_Your task:_
Copy out every one of the following entries line for line, leaving out the pictures.

Element region entries:

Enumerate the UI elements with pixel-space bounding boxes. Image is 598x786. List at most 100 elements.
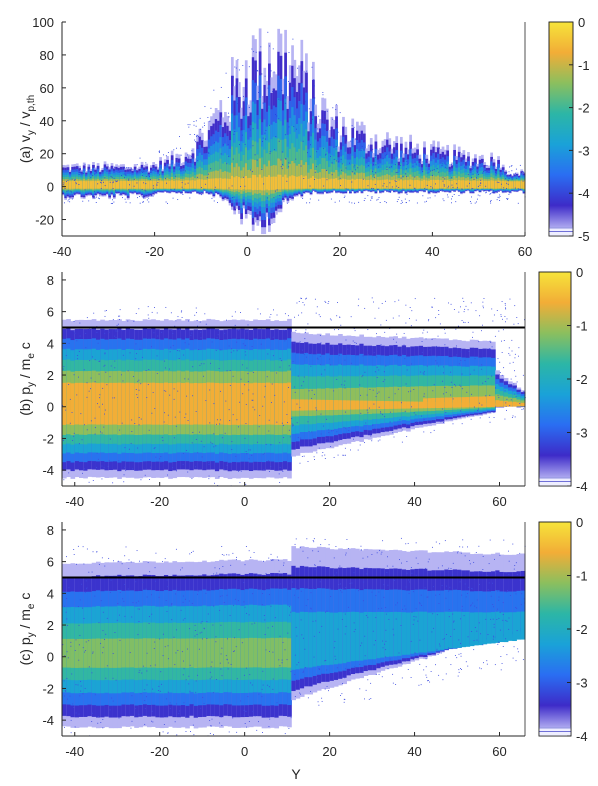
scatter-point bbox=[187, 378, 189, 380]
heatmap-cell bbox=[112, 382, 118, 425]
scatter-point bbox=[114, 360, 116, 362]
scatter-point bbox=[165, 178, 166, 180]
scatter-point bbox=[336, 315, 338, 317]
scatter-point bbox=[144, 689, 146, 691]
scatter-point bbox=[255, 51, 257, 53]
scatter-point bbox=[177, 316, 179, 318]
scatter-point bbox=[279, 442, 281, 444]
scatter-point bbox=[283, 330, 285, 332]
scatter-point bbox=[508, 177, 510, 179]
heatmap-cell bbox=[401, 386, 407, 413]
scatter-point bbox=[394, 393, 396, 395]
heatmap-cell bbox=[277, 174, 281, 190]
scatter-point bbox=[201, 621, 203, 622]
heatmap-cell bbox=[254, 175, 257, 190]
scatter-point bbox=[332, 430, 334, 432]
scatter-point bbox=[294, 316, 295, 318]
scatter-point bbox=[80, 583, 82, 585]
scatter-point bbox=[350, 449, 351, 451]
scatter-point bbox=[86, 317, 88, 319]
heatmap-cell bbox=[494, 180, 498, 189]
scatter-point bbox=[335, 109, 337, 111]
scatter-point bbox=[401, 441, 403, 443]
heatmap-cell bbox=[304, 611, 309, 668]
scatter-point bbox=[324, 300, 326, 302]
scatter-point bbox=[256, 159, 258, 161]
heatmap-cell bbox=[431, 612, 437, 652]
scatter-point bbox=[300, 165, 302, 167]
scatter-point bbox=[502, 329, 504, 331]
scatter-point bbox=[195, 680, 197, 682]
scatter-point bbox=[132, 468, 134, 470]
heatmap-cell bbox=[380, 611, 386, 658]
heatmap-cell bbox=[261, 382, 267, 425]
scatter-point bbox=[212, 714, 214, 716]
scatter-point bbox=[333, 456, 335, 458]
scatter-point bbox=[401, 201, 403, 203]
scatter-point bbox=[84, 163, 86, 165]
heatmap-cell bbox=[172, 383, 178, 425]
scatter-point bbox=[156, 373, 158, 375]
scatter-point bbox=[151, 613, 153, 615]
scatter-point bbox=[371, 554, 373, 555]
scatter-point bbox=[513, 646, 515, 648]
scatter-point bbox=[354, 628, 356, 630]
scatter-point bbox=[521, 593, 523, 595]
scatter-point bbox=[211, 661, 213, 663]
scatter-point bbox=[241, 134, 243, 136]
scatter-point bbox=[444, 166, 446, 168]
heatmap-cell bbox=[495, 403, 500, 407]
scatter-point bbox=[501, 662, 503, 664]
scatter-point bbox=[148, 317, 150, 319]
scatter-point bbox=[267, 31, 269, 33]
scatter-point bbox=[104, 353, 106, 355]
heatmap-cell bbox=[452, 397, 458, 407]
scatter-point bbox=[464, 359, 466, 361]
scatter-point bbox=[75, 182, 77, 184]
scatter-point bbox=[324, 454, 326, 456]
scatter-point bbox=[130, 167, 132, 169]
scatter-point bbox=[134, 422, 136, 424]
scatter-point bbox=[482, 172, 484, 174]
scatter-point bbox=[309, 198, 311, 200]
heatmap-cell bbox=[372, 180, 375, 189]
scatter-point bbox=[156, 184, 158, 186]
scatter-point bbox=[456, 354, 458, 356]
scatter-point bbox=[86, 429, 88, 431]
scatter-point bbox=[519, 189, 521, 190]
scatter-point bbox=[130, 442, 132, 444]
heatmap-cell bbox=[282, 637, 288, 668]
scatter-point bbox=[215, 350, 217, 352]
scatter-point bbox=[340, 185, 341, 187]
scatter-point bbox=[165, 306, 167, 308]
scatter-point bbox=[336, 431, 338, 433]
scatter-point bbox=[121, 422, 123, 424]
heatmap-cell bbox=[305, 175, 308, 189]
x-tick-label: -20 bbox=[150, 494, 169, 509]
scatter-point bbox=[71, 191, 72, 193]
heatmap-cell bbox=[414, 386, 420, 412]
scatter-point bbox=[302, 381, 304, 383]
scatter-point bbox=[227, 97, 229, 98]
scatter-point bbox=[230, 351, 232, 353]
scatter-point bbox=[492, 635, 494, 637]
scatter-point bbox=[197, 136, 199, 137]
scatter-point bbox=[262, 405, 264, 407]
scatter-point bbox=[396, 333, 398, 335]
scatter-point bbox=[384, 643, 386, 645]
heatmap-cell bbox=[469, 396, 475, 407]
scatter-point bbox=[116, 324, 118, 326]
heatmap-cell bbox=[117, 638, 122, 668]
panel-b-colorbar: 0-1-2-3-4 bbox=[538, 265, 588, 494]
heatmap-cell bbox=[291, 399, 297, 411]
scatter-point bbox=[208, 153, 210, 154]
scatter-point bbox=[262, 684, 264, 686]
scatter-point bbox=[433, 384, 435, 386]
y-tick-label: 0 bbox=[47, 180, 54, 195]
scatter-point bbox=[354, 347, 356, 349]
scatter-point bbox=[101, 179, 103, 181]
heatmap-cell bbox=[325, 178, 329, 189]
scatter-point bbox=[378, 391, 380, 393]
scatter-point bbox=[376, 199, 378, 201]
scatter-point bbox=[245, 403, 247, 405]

_Final answer:_
Enumerate the UI elements with pixel-space bounding boxes. Image is 598x786. List at most 100 elements.
scatter-point bbox=[187, 378, 189, 380]
heatmap-cell bbox=[112, 382, 118, 425]
scatter-point bbox=[114, 360, 116, 362]
scatter-point bbox=[165, 178, 166, 180]
scatter-point bbox=[336, 315, 338, 317]
scatter-point bbox=[144, 689, 146, 691]
scatter-point bbox=[255, 51, 257, 53]
scatter-point bbox=[177, 316, 179, 318]
scatter-point bbox=[279, 442, 281, 444]
scatter-point bbox=[283, 330, 285, 332]
scatter-point bbox=[508, 177, 510, 179]
heatmap-cell bbox=[401, 386, 407, 413]
scatter-point bbox=[394, 393, 396, 395]
heatmap-cell bbox=[277, 174, 281, 190]
scatter-point bbox=[201, 621, 203, 622]
heatmap-cell bbox=[254, 175, 257, 190]
scatter-point bbox=[332, 430, 334, 432]
scatter-point bbox=[294, 316, 295, 318]
scatter-point bbox=[80, 583, 82, 585]
scatter-point bbox=[350, 449, 351, 451]
scatter-point bbox=[86, 317, 88, 319]
heatmap-cell bbox=[494, 180, 498, 189]
scatter-point bbox=[335, 109, 337, 111]
scatter-point bbox=[401, 441, 403, 443]
heatmap-cell bbox=[304, 611, 309, 668]
scatter-point bbox=[324, 300, 326, 302]
scatter-point bbox=[256, 159, 258, 161]
heatmap-cell bbox=[431, 612, 437, 652]
scatter-point bbox=[300, 165, 302, 167]
scatter-point bbox=[502, 329, 504, 331]
scatter-point bbox=[195, 680, 197, 682]
scatter-point bbox=[132, 468, 134, 470]
heatmap-cell bbox=[380, 611, 386, 658]
heatmap-cell bbox=[261, 382, 267, 425]
scatter-point bbox=[212, 714, 214, 716]
scatter-point bbox=[333, 456, 335, 458]
scatter-point bbox=[401, 201, 403, 203]
scatter-point bbox=[84, 163, 86, 165]
heatmap-cell bbox=[172, 383, 178, 425]
scatter-point bbox=[156, 373, 158, 375]
scatter-point bbox=[151, 613, 153, 615]
scatter-point bbox=[371, 554, 373, 555]
scatter-point bbox=[513, 646, 515, 648]
scatter-point bbox=[354, 628, 356, 630]
scatter-point bbox=[521, 593, 523, 595]
scatter-point bbox=[211, 661, 213, 663]
scatter-point bbox=[241, 134, 243, 136]
scatter-point bbox=[444, 166, 446, 168]
heatmap-cell bbox=[495, 403, 500, 407]
scatter-point bbox=[501, 662, 503, 664]
scatter-point bbox=[148, 317, 150, 319]
scatter-point bbox=[267, 31, 269, 33]
scatter-point bbox=[104, 353, 106, 355]
heatmap-cell bbox=[452, 397, 458, 407]
scatter-point bbox=[464, 359, 466, 361]
scatter-point bbox=[75, 182, 77, 184]
scatter-point bbox=[324, 454, 326, 456]
scatter-point bbox=[130, 167, 132, 169]
scatter-point bbox=[134, 422, 136, 424]
scatter-point bbox=[482, 172, 484, 174]
scatter-point bbox=[309, 198, 311, 200]
heatmap-cell bbox=[372, 180, 375, 189]
scatter-point bbox=[156, 184, 158, 186]
scatter-point bbox=[456, 354, 458, 356]
scatter-point bbox=[86, 429, 88, 431]
scatter-point bbox=[519, 189, 521, 190]
scatter-point bbox=[130, 442, 132, 444]
heatmap-cell bbox=[282, 637, 288, 668]
scatter-point bbox=[215, 350, 217, 352]
scatter-point bbox=[340, 185, 341, 187]
scatter-point bbox=[165, 306, 167, 308]
scatter-point bbox=[336, 431, 338, 433]
scatter-point bbox=[121, 422, 123, 424]
heatmap-cell bbox=[305, 175, 308, 189]
x-tick-label: -20 bbox=[150, 494, 169, 509]
scatter-point bbox=[71, 191, 72, 193]
heatmap-cell bbox=[414, 386, 420, 412]
scatter-point bbox=[302, 381, 304, 383]
scatter-point bbox=[227, 97, 229, 98]
scatter-point bbox=[230, 351, 232, 353]
scatter-point bbox=[492, 635, 494, 637]
scatter-point bbox=[197, 136, 199, 137]
scatter-point bbox=[262, 405, 264, 407]
scatter-point bbox=[396, 333, 398, 335]
scatter-point bbox=[384, 643, 386, 645]
heatmap-cell bbox=[469, 396, 475, 407]
scatter-point bbox=[116, 324, 118, 326]
heatmap-cell bbox=[117, 638, 122, 668]
panel-b-colorbar: 0-1-2-3-4 bbox=[538, 265, 588, 494]
heatmap-cell bbox=[291, 399, 297, 411]
scatter-point bbox=[208, 153, 210, 154]
scatter-point bbox=[262, 684, 264, 686]
scatter-point bbox=[433, 384, 435, 386]
y-tick-label: 0 bbox=[47, 180, 54, 195]
scatter-point bbox=[354, 347, 356, 349]
scatter-point bbox=[101, 179, 103, 181]
heatmap-cell bbox=[325, 178, 329, 189]
scatter-point bbox=[378, 391, 380, 393]
scatter-point bbox=[376, 199, 378, 201]
scatter-point bbox=[245, 403, 247, 405]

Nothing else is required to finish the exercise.